Begin TASK DATA

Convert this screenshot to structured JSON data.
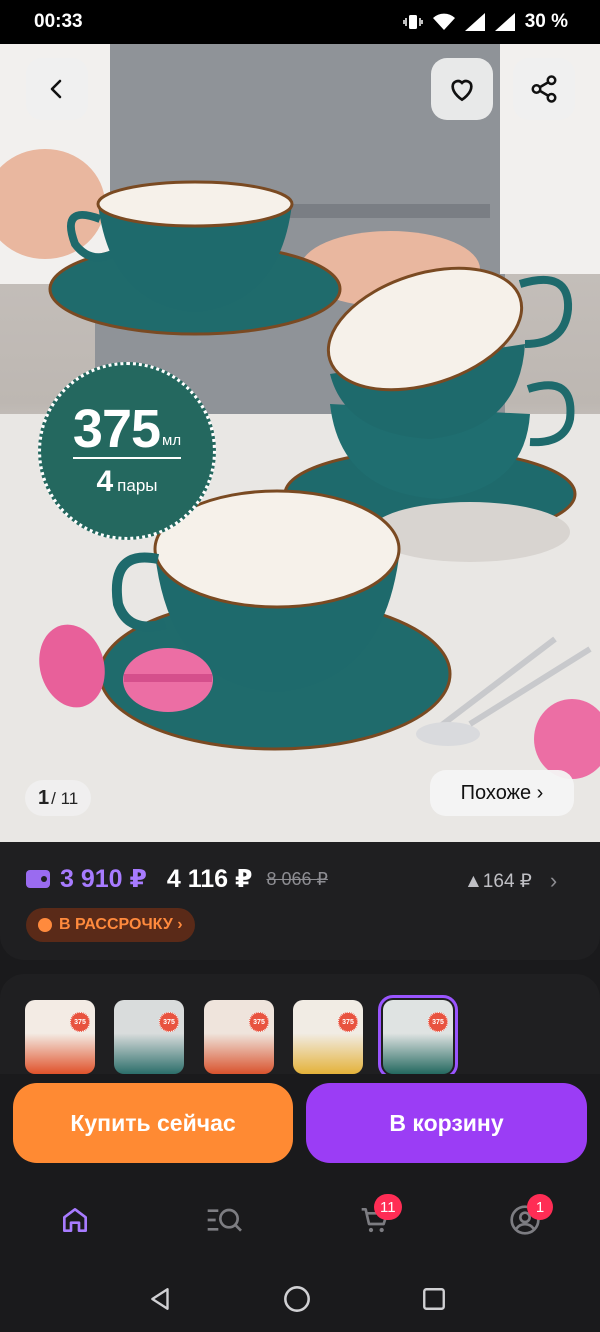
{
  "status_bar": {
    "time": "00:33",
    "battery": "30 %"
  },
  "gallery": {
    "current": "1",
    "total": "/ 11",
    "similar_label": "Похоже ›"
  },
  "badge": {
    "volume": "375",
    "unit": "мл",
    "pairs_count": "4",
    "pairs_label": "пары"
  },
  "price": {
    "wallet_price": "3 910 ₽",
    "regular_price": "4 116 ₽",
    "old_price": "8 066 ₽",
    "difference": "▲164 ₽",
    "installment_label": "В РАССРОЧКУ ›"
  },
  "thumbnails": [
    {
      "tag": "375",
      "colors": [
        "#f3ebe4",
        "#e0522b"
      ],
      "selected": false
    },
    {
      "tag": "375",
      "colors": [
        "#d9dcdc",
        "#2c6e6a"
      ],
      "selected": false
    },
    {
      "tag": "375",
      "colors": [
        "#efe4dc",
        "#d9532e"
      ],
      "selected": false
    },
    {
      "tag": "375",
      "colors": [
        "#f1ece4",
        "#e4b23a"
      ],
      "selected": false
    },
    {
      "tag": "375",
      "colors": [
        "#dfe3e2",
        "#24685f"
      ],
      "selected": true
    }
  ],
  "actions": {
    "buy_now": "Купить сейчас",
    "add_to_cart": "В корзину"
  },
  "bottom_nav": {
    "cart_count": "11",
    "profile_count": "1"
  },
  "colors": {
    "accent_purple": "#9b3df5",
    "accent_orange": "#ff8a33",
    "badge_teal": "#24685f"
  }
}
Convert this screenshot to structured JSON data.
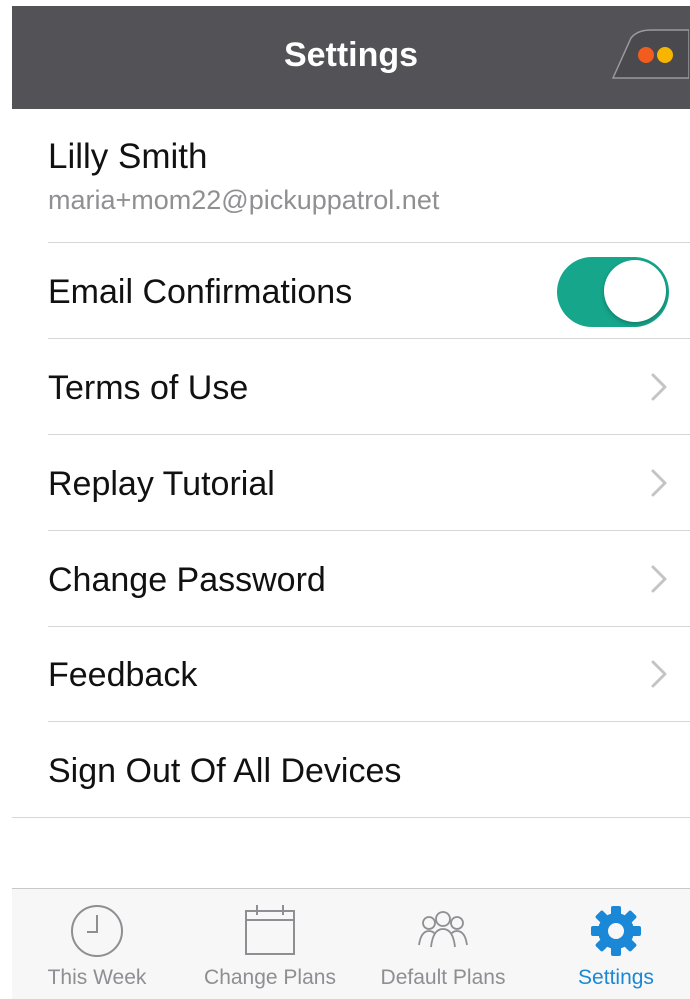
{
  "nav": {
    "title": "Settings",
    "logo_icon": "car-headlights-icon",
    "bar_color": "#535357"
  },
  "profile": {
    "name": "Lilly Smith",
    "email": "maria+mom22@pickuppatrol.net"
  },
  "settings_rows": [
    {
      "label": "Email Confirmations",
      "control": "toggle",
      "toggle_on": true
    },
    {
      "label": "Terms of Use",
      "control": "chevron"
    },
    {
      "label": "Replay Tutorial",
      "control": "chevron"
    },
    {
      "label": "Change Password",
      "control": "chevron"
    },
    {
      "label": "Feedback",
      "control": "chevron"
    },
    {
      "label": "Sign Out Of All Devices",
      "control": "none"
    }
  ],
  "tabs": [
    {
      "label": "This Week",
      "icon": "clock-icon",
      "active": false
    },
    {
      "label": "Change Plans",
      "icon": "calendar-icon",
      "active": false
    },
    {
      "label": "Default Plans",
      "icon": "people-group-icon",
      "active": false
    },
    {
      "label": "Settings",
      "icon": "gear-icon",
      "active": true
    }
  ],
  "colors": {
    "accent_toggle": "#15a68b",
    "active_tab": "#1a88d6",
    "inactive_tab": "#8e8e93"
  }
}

End TASK DATA
Begin TASK DATA

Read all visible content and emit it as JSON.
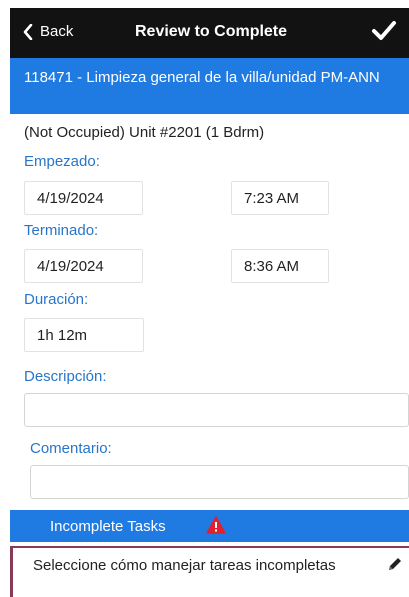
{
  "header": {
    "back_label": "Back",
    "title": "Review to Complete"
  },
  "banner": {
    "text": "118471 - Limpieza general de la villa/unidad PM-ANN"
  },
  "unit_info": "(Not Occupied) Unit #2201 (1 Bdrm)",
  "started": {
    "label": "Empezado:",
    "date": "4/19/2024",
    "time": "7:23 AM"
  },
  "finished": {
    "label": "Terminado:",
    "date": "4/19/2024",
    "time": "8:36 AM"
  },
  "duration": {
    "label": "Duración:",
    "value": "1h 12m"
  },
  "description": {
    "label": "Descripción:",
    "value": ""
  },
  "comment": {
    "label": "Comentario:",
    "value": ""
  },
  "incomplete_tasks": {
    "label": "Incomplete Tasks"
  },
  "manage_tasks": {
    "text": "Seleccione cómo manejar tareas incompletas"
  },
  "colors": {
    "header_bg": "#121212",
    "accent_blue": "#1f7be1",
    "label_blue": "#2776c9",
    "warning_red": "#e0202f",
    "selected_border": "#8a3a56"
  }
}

End TASK DATA

-- GIVEN TASK --
Copy out all lines that carry the word "text".

-- TASK OUTPUT --
    "text": "118471 - Limpieza general de la villa/unidad PM-ANN"
    "text": "Seleccione cómo manejar tareas incompletas"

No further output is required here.